● **Task instructions**
Write out the entire listing below exactly, with the pictures left out.

● **Listing**
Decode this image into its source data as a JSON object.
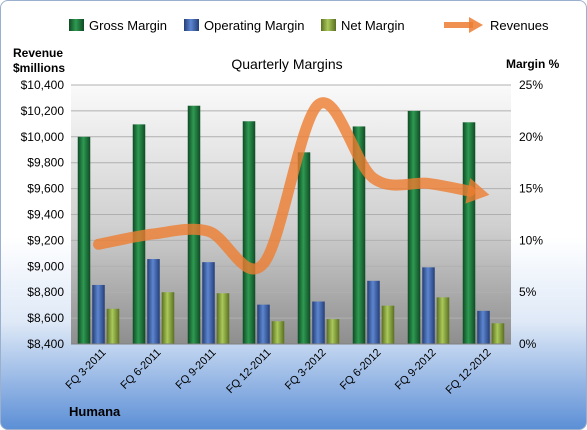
{
  "company": "Humana",
  "chart_data": {
    "type": "bar",
    "title": "Quarterly Margins",
    "ylabel_left": [
      "Revenue",
      "$millions"
    ],
    "ylabel_right": "Margin %",
    "categories": [
      "FQ 3-2011",
      "FQ 6-2011",
      "FQ 9-2011",
      "FQ 12-2011",
      "FQ 3-2012",
      "FQ 6-2012",
      "FQ 9-2012",
      "FQ 12-2012"
    ],
    "left_axis": {
      "min": 8400,
      "max": 10400,
      "step": 200
    },
    "right_axis": {
      "min": 0,
      "max": 25,
      "step": 5,
      "unit": "%"
    },
    "left_tick_labels": [
      "$8,400",
      "$8,600",
      "$8,800",
      "$9,000",
      "$9,200",
      "$9,400",
      "$9,600",
      "$9,800",
      "$10,000",
      "$10,200",
      "$10,400"
    ],
    "right_tick_labels": [
      "0%",
      "5%",
      "10%",
      "15%",
      "20%",
      "25%"
    ],
    "series": [
      {
        "name": "Gross Margin",
        "kind": "bar",
        "axis": "right",
        "color": "#1e7b3e",
        "values": [
          20.0,
          21.2,
          23.0,
          21.5,
          18.5,
          21.0,
          22.5,
          21.4
        ]
      },
      {
        "name": "Operating Margin",
        "kind": "bar",
        "axis": "right",
        "color": "#3c64b4",
        "values": [
          5.7,
          8.2,
          7.9,
          3.8,
          4.1,
          6.1,
          7.4,
          3.2
        ]
      },
      {
        "name": "Net Margin",
        "kind": "bar",
        "axis": "right",
        "color": "#8fad3d",
        "values": [
          3.4,
          5.0,
          4.9,
          2.2,
          2.4,
          3.7,
          4.5,
          2.0
        ]
      },
      {
        "name": "Revenues",
        "kind": "line",
        "axis": "left",
        "color": "#ed7d31",
        "values": [
          9170,
          9250,
          9270,
          9020,
          10250,
          9680,
          9640,
          9560
        ]
      }
    ],
    "grid": true,
    "legend_position": "top"
  }
}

● **Solution**
Decode this image into its source data as a JSON object.
{
  "company": "Humana",
  "chart_data": {
    "type": "bar",
    "title": "Quarterly Margins",
    "ylabel_left": [
      "Revenue",
      "$millions"
    ],
    "ylabel_right": "Margin %",
    "categories": [
      "FQ 3-2011",
      "FQ 6-2011",
      "FQ 9-2011",
      "FQ 12-2011",
      "FQ 3-2012",
      "FQ 6-2012",
      "FQ 9-2012",
      "FQ 12-2012"
    ],
    "left_axis": {
      "min": 8400,
      "max": 10400,
      "step": 200
    },
    "right_axis": {
      "min": 0,
      "max": 25,
      "step": 5,
      "unit": "%"
    },
    "left_tick_labels": [
      "$8,400",
      "$8,600",
      "$8,800",
      "$9,000",
      "$9,200",
      "$9,400",
      "$9,600",
      "$9,800",
      "$10,000",
      "$10,200",
      "$10,400"
    ],
    "right_tick_labels": [
      "0%",
      "5%",
      "10%",
      "15%",
      "20%",
      "25%"
    ],
    "series": [
      {
        "name": "Gross Margin",
        "kind": "bar",
        "axis": "right",
        "color": "#1e7b3e",
        "values": [
          20.0,
          21.2,
          23.0,
          21.5,
          18.5,
          21.0,
          22.5,
          21.4
        ]
      },
      {
        "name": "Operating Margin",
        "kind": "bar",
        "axis": "right",
        "color": "#3c64b4",
        "values": [
          5.7,
          8.2,
          7.9,
          3.8,
          4.1,
          6.1,
          7.4,
          3.2
        ]
      },
      {
        "name": "Net Margin",
        "kind": "bar",
        "axis": "right",
        "color": "#8fad3d",
        "values": [
          3.4,
          5.0,
          4.9,
          2.2,
          2.4,
          3.7,
          4.5,
          2.0
        ]
      },
      {
        "name": "Revenues",
        "kind": "line",
        "axis": "left",
        "color": "#ed7d31",
        "values": [
          9170,
          9250,
          9270,
          9020,
          10250,
          9680,
          9640,
          9560
        ]
      }
    ],
    "grid": true,
    "legend_position": "top"
  }
}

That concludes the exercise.